#### GIVEN ENTRIES

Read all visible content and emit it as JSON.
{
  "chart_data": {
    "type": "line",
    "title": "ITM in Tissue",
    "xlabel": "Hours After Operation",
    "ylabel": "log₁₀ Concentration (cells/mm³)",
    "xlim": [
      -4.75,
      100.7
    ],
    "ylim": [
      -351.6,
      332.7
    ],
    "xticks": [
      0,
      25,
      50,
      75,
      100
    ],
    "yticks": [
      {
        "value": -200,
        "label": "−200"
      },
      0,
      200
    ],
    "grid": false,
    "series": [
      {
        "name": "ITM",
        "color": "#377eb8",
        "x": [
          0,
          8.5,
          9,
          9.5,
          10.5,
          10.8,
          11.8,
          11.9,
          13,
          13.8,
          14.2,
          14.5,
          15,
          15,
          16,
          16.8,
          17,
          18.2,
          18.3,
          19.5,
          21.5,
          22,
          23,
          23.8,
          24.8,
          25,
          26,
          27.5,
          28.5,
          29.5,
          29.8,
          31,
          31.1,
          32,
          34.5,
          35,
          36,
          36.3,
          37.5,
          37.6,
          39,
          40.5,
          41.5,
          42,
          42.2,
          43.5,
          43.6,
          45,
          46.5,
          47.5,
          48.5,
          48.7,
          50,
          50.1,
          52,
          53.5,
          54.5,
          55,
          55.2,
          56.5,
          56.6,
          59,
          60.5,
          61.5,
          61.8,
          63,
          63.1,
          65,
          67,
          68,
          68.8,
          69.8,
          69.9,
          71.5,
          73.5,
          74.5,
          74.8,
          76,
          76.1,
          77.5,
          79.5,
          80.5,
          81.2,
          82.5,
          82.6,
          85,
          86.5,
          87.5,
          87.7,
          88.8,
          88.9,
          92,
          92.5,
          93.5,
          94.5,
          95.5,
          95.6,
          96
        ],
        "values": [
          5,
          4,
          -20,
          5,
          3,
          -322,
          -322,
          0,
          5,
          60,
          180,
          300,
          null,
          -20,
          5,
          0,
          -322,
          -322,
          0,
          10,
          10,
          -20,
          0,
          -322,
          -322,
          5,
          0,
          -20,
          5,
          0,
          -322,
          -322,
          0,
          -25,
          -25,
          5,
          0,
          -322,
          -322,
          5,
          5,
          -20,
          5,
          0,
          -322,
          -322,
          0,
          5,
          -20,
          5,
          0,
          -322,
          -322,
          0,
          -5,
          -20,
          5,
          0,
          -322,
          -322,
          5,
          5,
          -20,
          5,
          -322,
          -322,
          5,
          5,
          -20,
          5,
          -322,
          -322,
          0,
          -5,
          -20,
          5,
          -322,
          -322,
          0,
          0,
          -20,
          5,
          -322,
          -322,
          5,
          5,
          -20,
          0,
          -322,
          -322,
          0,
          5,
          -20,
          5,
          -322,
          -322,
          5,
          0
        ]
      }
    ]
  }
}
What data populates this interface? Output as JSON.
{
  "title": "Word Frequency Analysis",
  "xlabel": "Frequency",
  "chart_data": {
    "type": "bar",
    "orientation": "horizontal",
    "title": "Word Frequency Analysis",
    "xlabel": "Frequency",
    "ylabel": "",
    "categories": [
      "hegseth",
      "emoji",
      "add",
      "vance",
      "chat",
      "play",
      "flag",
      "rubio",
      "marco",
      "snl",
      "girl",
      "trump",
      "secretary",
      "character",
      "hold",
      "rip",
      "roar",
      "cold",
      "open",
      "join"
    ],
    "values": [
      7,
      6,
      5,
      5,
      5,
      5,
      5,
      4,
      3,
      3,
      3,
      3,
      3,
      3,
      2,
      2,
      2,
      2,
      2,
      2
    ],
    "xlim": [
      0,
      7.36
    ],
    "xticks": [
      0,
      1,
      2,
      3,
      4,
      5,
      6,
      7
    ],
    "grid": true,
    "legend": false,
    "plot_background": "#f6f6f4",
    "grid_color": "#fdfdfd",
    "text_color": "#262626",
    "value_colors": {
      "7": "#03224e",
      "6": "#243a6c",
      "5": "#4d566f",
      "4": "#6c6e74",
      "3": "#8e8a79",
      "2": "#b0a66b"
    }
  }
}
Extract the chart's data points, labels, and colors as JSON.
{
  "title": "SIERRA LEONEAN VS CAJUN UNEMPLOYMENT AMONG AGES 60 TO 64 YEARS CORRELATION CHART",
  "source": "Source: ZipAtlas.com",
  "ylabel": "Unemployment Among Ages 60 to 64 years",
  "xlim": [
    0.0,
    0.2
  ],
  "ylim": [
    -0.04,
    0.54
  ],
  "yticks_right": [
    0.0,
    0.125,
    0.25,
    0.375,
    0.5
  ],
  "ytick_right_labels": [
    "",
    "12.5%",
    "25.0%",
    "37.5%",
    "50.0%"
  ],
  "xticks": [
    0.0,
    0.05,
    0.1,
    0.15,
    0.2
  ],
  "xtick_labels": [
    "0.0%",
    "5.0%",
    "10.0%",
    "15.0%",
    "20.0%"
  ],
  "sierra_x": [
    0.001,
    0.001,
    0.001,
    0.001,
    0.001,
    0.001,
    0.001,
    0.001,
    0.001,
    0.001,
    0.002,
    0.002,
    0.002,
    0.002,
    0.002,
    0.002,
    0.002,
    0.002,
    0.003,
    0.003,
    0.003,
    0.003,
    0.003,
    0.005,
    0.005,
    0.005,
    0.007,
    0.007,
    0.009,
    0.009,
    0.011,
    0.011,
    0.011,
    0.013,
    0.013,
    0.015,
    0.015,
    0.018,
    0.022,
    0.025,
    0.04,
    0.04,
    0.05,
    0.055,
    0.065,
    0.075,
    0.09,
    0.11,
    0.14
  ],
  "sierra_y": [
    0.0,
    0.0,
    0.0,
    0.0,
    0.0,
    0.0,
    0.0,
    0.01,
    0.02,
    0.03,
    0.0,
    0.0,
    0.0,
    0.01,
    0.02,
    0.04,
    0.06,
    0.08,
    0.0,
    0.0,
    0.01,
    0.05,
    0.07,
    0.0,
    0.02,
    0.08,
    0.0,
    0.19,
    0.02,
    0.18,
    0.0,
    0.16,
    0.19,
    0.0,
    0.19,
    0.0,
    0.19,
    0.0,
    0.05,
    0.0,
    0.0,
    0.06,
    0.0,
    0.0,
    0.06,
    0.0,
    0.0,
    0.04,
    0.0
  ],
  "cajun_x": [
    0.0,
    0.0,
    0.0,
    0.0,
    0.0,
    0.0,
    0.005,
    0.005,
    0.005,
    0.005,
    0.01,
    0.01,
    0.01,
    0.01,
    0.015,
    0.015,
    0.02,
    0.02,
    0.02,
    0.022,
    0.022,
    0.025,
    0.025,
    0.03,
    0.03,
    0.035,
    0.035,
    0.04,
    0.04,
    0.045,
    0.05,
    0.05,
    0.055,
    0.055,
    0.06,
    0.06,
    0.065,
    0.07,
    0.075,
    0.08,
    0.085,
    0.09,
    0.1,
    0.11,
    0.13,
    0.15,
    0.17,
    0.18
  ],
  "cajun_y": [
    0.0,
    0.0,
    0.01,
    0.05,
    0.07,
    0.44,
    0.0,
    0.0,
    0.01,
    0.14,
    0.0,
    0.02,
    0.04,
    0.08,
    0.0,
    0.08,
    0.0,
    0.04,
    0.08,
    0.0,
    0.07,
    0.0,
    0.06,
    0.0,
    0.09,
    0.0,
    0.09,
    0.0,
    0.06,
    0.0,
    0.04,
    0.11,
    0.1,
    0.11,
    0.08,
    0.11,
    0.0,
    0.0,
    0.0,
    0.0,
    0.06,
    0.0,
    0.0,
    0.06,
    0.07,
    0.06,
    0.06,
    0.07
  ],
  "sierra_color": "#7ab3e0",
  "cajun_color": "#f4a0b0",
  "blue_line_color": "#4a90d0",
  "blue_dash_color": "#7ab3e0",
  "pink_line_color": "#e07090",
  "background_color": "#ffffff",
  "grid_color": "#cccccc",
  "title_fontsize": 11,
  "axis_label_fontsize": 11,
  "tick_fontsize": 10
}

#### TASK REQUIREMENTS
Wherever the string "xlabel" appears in the entries above, list that line.

#### EXERCISE RESULT
    "xlabel": "Hours After Operation",
  "xlabel": "Frequency",
    "xlabel": "Frequency",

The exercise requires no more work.